TEXT TO READ -
Getting Started with AMP

tom Tom, 26th August 2016

Everyone wants their website to load as fast as possible, especially for people on mobile devices. When time is scarce and very precious, waiting for pages to load can be extremely frustrating.

Responsive web design is all very well, but often whilst pages are designed to look pretty on a device with a smaller screen, they might still need to load a lot of unnecessary resources, such as oversized images or bloated CSS/JS in order to run. Clearly this takes more bandwidth and slows things down.

This is why the Accelerated Mobile Pages (AMP) project was started.

If you're looking for a technical introduction then here's a link to a video with an extremely technical looking bloke to explain all about it far better than I can.

Our first dalliance with AMP

I love the concept behind AMP, but there's actually quite a bit to get up to speed with when implementing it in production. So I thought where better to experiment than this very blog. So I've created an AMP version of each news article.

Page element annotations -
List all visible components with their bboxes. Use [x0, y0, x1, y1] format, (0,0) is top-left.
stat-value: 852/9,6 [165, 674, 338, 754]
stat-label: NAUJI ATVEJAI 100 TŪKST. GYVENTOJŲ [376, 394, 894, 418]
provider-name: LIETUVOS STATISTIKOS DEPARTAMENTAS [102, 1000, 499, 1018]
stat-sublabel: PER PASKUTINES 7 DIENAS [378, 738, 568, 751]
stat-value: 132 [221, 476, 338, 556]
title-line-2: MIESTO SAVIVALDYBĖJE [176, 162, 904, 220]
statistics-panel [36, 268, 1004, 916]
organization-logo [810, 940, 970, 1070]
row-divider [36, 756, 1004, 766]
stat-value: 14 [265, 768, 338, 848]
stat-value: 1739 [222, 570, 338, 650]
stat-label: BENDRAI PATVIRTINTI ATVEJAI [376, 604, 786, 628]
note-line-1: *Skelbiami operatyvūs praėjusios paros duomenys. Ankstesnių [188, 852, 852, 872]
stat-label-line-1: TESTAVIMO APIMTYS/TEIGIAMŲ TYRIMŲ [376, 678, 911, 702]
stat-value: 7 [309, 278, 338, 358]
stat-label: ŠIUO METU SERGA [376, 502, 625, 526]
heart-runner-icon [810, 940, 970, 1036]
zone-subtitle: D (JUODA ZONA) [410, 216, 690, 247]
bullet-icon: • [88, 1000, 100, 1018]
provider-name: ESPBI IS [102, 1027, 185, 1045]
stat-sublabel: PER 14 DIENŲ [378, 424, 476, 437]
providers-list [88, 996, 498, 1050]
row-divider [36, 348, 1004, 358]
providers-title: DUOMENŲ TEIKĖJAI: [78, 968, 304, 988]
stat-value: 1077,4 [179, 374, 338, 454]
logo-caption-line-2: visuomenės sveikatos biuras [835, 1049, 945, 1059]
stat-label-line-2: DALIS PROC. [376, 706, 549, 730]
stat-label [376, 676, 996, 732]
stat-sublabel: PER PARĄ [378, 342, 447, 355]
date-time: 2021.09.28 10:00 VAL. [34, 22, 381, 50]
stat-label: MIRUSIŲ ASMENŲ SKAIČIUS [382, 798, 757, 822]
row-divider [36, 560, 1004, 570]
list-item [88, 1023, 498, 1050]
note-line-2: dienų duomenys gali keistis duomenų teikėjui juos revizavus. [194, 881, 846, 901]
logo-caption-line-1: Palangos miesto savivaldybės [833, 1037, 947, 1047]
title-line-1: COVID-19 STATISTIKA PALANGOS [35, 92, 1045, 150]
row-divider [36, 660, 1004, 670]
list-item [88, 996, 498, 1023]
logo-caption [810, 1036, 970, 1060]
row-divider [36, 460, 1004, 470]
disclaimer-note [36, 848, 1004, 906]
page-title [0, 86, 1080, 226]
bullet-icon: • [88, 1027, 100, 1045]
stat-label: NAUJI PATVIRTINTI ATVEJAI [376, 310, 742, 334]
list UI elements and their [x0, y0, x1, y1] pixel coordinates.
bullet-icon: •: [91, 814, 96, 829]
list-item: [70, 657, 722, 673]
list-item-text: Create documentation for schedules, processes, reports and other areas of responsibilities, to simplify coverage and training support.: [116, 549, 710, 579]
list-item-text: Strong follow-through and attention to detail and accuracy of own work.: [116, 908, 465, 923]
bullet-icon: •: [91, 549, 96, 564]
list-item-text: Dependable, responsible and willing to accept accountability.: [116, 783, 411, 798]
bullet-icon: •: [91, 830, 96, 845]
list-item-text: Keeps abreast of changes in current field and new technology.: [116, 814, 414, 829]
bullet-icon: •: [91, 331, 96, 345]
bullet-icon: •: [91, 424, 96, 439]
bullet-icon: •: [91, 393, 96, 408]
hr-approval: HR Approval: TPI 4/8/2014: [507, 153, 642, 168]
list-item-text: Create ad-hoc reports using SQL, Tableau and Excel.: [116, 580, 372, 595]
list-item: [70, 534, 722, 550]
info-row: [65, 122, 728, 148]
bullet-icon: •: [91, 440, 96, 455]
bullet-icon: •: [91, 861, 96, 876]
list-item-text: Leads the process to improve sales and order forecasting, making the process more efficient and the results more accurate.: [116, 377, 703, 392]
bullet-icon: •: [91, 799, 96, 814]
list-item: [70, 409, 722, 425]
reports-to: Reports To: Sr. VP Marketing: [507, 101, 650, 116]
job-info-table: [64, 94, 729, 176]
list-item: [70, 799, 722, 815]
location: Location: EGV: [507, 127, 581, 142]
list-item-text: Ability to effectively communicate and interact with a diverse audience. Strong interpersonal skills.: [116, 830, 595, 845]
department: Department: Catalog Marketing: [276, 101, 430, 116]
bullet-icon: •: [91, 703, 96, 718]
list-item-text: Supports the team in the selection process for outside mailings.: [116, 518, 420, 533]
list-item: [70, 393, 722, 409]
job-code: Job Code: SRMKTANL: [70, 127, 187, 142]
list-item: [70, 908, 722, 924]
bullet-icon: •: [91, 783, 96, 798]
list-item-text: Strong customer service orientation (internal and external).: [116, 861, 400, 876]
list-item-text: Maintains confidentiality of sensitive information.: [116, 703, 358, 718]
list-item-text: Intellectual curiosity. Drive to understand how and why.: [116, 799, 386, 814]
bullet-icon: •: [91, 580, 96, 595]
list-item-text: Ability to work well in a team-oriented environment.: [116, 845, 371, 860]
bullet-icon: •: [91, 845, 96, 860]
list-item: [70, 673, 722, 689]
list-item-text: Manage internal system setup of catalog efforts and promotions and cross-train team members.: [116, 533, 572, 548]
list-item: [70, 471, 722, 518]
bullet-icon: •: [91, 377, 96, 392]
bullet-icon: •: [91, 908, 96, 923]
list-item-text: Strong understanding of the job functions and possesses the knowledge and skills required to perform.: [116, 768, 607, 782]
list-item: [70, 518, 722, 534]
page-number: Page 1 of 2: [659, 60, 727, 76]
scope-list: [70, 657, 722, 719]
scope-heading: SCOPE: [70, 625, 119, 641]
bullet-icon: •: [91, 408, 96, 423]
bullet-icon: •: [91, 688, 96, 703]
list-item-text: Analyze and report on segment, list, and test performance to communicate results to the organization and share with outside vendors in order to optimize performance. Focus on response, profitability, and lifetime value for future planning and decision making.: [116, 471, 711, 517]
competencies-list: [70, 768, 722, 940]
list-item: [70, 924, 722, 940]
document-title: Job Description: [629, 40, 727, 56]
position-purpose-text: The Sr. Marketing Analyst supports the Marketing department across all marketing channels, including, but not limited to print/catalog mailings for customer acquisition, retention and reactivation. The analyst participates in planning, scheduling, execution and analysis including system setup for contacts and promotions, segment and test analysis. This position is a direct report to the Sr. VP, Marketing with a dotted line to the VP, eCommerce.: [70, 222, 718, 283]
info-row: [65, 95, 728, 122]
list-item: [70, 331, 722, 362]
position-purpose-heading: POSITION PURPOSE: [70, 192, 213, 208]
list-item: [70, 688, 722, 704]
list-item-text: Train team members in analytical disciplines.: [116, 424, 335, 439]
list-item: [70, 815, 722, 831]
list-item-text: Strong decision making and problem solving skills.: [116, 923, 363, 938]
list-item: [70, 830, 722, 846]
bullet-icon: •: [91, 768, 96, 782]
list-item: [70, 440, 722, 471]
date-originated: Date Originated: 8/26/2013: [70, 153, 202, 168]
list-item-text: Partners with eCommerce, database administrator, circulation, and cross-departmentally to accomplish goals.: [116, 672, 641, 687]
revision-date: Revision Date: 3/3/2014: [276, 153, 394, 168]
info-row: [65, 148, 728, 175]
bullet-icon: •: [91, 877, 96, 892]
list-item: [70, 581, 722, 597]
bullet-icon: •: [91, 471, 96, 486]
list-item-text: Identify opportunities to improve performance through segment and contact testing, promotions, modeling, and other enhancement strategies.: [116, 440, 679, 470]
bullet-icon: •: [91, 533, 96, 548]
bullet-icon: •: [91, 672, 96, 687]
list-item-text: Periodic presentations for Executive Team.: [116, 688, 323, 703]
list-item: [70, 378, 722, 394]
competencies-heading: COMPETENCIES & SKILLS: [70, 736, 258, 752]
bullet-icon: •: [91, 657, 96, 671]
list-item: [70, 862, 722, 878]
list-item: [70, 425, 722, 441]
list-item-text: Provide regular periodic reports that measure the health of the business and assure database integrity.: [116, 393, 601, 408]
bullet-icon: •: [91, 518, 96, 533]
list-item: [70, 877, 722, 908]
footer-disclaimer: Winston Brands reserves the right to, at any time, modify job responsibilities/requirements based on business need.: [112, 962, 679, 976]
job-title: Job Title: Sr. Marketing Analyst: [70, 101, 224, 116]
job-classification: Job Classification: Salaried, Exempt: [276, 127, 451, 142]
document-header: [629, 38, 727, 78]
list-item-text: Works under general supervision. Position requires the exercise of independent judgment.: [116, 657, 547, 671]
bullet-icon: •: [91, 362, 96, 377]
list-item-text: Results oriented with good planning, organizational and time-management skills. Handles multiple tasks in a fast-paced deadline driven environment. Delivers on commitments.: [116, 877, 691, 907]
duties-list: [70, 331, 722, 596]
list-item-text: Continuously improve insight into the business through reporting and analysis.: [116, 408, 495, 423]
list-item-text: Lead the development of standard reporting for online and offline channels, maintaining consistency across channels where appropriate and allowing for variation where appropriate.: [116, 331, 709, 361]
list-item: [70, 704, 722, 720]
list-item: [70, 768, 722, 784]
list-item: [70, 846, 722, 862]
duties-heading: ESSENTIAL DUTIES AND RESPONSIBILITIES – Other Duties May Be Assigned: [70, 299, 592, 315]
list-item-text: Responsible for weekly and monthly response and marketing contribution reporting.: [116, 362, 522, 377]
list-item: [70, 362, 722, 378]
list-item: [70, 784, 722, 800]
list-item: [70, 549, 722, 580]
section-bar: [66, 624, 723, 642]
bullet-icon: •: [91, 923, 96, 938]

PROBLEM DESCRIPTION -
Quote the AMP article word for word, starting with "Everyone wants their" and going on through "than I can.".

EXERCISE ANSWER -
Everyone wants their website to load as fast as possible, especially for people on mobile devices. When time is scarce and very precious, waiting for pages to load can be extremely frustrating.

Responsive web design is all very well, but often whilst pages are designed to look pretty on a device with a smaller screen, they might still need to load a lot of unnecessary resources, such as oversized images or bloated CSS/JS in order to run. Clearly this takes more bandwidth and slows things down.

This is why the Accelerated Mobile Pages (AMP) project was started.

If you're looking for a technical introduction then here's a link to a video with an extremely technical looking bloke to explain all about it far better than I can.